* _Data section_:
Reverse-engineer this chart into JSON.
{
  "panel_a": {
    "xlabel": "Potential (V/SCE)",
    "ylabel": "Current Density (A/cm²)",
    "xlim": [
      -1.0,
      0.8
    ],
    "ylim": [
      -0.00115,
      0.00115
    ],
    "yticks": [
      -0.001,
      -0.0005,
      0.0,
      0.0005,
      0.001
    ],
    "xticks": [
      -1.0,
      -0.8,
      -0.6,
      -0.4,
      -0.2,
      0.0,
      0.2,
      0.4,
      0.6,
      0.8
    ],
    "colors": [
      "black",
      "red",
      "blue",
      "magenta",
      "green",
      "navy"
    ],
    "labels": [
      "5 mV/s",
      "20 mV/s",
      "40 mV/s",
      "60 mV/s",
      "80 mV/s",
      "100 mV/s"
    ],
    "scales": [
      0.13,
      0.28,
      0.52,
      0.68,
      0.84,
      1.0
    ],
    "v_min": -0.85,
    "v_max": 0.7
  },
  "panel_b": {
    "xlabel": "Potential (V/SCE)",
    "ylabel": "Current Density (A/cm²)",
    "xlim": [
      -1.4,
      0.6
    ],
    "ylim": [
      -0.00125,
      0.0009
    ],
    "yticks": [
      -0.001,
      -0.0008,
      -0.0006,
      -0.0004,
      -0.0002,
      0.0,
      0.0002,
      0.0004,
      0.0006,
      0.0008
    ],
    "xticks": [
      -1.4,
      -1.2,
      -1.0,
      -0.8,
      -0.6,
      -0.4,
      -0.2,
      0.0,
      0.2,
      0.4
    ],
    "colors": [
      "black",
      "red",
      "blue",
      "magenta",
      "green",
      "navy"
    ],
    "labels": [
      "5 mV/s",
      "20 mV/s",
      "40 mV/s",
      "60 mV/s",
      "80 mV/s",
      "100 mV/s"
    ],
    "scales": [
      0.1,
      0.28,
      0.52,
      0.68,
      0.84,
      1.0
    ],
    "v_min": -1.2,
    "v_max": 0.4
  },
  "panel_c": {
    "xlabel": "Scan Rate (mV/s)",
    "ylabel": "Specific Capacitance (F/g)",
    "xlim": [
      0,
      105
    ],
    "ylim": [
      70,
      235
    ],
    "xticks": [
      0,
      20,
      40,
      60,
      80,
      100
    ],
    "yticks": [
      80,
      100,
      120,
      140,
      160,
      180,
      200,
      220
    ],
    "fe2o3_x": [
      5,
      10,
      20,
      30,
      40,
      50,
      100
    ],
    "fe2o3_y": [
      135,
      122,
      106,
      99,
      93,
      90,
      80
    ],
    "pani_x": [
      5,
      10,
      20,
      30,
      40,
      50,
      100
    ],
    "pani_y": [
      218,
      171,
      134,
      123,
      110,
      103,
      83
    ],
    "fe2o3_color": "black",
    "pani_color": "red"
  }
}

* * *

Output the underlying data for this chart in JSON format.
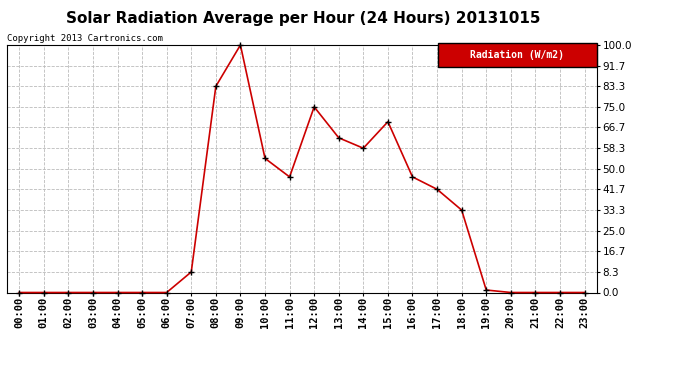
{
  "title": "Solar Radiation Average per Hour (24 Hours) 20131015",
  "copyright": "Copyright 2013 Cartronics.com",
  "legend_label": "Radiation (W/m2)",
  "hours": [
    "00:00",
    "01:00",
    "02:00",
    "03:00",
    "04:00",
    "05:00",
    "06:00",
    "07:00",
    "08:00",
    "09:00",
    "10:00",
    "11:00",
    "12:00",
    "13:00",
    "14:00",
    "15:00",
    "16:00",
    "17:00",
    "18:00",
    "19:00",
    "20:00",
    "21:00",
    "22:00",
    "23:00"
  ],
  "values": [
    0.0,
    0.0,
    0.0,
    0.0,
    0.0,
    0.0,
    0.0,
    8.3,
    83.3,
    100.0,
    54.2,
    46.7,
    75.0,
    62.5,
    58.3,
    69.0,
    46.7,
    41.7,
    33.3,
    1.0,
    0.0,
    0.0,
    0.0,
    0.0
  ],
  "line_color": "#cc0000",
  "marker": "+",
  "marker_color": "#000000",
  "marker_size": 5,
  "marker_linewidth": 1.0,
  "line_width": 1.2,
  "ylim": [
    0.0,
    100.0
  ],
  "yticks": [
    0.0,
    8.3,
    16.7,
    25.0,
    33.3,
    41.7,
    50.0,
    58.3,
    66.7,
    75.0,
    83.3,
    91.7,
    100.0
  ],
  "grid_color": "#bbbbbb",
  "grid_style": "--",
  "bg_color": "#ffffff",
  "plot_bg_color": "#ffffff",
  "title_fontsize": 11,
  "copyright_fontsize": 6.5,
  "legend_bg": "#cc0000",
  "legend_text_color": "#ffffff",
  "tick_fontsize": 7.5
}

* _Objective_:
Report back each line of the entries that holds the string "JSON".

* _Response_:
Reverse-engineer this chart into JSON.
Output the underlying data for this chart in JSON format.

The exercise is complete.